*** RECORDS PROVIDED

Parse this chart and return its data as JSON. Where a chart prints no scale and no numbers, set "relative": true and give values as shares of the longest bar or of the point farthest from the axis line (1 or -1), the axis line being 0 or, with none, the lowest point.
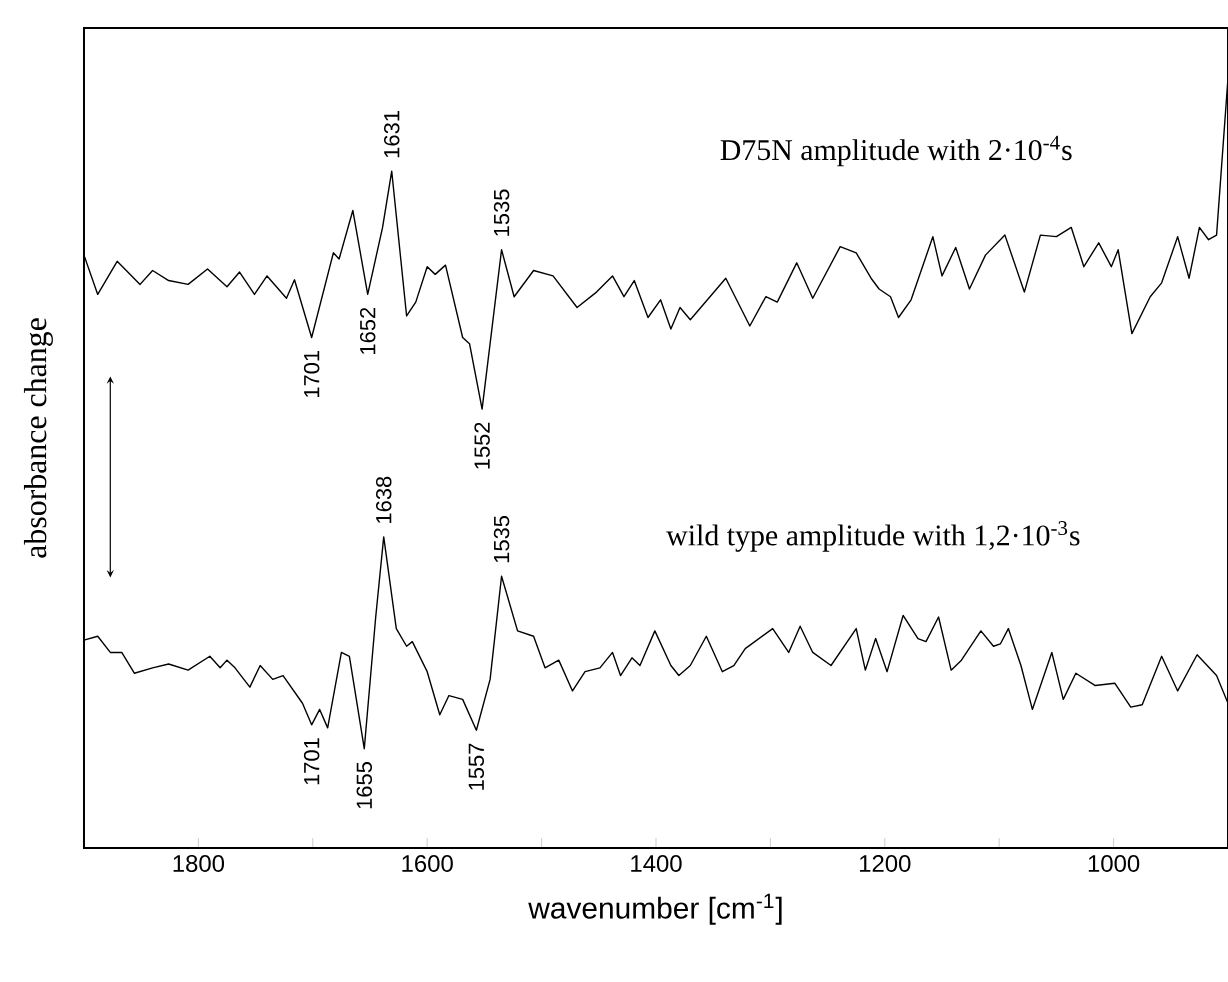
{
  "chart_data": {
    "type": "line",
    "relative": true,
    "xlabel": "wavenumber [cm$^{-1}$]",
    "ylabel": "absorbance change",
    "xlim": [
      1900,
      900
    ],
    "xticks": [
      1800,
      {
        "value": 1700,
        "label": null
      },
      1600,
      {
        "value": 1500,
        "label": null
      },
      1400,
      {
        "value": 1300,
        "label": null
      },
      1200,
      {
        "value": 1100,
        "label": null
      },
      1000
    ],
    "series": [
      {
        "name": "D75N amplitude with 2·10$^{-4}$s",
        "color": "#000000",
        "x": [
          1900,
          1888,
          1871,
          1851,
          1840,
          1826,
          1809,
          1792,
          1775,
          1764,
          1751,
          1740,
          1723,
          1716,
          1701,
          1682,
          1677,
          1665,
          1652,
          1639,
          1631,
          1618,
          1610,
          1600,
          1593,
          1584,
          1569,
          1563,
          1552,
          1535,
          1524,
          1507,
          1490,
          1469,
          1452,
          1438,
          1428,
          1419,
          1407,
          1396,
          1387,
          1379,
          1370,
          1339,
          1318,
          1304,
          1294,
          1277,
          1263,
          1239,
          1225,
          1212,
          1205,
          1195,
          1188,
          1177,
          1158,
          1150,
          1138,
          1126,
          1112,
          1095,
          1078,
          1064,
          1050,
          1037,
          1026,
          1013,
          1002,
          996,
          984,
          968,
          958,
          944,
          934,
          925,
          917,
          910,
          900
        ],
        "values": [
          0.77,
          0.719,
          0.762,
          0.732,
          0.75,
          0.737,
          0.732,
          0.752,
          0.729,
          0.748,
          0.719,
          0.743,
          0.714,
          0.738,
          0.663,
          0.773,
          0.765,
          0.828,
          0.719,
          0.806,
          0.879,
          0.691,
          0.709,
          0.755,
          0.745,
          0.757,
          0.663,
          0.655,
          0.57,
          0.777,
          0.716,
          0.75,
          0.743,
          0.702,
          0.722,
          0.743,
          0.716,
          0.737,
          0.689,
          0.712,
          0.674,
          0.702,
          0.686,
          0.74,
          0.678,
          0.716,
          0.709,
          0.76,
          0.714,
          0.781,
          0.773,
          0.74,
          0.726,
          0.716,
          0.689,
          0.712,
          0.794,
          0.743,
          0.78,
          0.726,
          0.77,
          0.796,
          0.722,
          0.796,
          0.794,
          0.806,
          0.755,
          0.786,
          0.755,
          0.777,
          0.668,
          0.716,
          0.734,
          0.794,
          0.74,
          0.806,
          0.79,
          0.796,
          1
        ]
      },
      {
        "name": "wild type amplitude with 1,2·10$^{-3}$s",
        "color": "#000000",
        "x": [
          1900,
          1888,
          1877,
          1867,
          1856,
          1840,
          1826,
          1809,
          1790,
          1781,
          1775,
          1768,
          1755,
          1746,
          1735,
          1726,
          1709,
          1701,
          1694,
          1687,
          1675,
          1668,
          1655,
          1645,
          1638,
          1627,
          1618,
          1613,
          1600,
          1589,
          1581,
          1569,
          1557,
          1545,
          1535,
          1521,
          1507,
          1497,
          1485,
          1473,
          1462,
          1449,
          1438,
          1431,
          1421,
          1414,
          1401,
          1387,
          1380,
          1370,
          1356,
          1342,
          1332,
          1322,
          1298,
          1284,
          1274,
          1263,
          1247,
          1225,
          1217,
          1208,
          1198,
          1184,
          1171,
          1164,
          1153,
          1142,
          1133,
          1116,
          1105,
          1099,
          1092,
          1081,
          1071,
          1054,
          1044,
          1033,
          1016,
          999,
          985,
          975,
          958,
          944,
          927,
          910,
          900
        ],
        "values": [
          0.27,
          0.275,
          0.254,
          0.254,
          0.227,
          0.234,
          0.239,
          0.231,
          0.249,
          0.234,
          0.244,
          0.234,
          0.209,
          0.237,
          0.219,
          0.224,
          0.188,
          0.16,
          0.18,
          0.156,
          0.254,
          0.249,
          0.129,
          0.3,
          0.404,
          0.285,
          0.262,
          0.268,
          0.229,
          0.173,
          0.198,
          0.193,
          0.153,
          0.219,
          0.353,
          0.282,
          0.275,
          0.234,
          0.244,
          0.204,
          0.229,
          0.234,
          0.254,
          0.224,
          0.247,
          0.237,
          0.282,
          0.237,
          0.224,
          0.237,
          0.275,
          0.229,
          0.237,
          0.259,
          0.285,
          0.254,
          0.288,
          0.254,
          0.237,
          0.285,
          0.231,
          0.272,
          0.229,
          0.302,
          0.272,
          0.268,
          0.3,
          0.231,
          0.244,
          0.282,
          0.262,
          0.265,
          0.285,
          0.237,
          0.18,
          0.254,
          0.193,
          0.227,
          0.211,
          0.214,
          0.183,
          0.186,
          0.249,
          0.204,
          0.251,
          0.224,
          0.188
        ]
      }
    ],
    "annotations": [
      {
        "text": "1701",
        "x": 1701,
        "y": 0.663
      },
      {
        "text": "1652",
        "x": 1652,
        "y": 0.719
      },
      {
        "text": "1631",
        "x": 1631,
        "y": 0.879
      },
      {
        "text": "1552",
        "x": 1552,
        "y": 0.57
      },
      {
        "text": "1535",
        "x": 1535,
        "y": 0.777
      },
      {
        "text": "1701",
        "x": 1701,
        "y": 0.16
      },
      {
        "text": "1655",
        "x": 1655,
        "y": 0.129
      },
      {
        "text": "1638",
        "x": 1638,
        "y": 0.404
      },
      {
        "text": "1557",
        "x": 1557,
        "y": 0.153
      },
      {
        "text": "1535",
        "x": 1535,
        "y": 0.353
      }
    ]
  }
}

******
*** RECORDS PROVIDED

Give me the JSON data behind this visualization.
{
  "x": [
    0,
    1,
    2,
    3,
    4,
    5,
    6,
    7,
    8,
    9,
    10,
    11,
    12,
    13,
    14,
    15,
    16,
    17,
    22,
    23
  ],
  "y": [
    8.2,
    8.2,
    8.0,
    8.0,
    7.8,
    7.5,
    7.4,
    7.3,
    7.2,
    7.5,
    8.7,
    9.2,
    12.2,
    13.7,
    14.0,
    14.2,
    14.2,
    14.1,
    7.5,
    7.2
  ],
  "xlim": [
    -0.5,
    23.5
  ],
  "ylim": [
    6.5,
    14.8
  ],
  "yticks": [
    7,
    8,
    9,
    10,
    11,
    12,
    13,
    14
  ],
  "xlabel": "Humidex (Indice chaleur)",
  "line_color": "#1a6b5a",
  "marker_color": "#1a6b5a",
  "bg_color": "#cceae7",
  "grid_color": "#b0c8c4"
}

******

- WHAT YOU HAVE TO DO -
Pick out and copy the lines of the entries that hold the string "true".

- WRITTEN ANSWER -
Parse this chart and return its data as JSON. Where a chart prints no scale and no numbers, set "relative": true and give values as shares of the longest bar or of the point farthest from the axis line (1 or -1), the axis line being 0 or, with none, the lowest point.
    "relative": true,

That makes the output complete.